-- Tasks --
[1] Write out the stretch of the DPDK threading passage from "We simply can't" through "an extensible design.".
[2] Decide whether each statement agrees with the DPDK threading passage, answering yes or no and quoting the deciding words. (a) The step described is enough by itself to get all of DPDK to land. (b) Organized shutdown is listed among the things needed. (c) The subsystem is to be left alone over the next few weeks.

-- Text segment --
+ + + + + + +

We simply can't manage such an anarchic and nonsensical threading model anymore. Not when we need principled memory mangement, organized shutdown, and an extensible design.
Warning
This step is necessary but in no way sufficient to get all of DPDK to land. This is basically the least drastic thing I could contrive which should still tolerate DPDK ACLs. I'm going to turn around and kick this subsystem much, MUCH harder in the next few weeks as I get DPDK proper to land.

+ + + + + + +

-- Extracted entries --
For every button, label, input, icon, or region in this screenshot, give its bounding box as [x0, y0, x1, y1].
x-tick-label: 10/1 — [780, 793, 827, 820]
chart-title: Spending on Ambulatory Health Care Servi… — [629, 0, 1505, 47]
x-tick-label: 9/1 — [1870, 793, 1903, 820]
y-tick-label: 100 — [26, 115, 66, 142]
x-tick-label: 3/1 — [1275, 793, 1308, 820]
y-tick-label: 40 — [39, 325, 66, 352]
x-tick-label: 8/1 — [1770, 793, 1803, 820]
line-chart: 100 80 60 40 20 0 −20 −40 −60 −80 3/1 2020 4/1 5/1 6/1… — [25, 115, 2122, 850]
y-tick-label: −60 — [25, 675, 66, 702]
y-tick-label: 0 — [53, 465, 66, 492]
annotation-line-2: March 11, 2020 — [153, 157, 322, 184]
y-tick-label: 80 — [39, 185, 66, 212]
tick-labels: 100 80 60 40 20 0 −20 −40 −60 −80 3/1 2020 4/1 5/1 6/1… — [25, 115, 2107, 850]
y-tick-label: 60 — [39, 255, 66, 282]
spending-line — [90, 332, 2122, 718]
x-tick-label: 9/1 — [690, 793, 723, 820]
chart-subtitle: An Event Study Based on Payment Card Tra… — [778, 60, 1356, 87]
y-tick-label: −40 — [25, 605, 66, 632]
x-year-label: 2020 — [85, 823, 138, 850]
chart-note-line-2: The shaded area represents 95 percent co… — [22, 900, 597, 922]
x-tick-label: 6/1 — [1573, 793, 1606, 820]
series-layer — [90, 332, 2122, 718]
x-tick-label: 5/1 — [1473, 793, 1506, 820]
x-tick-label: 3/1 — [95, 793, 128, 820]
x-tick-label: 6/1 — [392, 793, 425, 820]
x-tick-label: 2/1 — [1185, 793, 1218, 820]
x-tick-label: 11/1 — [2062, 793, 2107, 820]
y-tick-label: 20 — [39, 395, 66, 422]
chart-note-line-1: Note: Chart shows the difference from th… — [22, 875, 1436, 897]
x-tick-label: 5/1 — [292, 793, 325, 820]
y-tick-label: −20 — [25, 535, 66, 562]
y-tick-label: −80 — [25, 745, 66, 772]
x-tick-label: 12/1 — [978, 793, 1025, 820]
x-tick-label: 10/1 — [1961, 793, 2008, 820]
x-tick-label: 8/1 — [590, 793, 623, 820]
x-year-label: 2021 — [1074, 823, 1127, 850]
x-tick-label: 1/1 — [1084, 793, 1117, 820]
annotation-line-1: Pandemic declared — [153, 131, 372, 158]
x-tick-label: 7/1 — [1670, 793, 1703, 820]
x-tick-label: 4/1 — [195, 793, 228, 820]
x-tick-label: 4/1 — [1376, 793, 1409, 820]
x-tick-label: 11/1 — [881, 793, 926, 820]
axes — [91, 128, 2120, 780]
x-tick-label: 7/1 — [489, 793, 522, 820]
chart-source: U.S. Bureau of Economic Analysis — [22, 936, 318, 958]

+ + + + + + +

-- Answers per task --
[1]
We simply can't manage such an anarchic and nonsensical threading model anymore. Not when we need principled memory mangement, organized shutdown, and an extensible design.

[2]
(a) No: "This step is necessary but in no way sufficient to get all of DPDK to land."
(b) Yes: "organized shutdown, and an extensible design."
(c) No: "I'm going to turn around and kick this subsystem much, MUCH harder in the next few weeks"